Given data:
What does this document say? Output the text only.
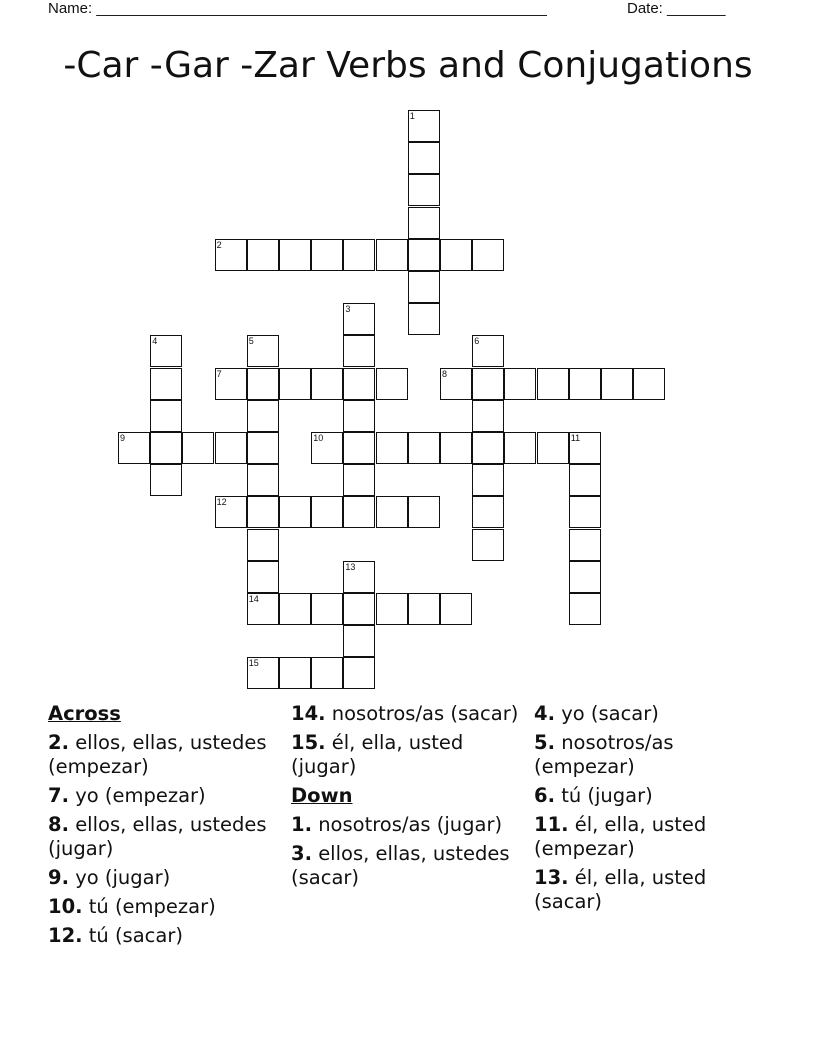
Name: ______________________________________________________	Date: _______
-Car -Gar -Zar Verbs and Conjugations
2
7	8
9	10	11
12
14
15
1
3
4	5	6
13
Across
2. ellos, ellas, ustedes (empezar)
7. yo (empezar)
8. ellos, ellas, ustedes (jugar)
9. yo (jugar)
10. tú (empezar)
12. tú (sacar)
14. nosotros/as (sacar)
15. él, ella, usted (jugar)
Down
1. nosotros/as (jugar)
3. ellos, ellas, ustedes (sacar)
4. yo (sacar)
5. nosotros/as (empezar)
6. tú (jugar)
11. él, ella, usted (empezar)
13. él, ella, usted (sacar)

Exercise aim: Strip the images and reproduce the remaining records precisely.

Expected output:
What does this document say? Output the text only.
Name: ______________________________________________________	Date: _______
-Car -Gar -Zar Verbs and Conjugations
2
7	8
9	10	11
12
14
15
1
3
4	5	6
13
Across
2. ellos, ellas, ustedes (empezar)
7. yo (empezar)
8. ellos, ellas, ustedes (jugar)
9. yo (jugar)
10. tú (empezar)
12. tú (sacar)
14. nosotros/as (sacar)
15. él, ella, usted (jugar)
Down
1. nosotros/as (jugar)
3. ellos, ellas, ustedes (sacar)
4. yo (sacar)
5. nosotros/as (empezar)
6. tú (jugar)
11. él, ella, usted (empezar)
13. él, ella, usted (sacar)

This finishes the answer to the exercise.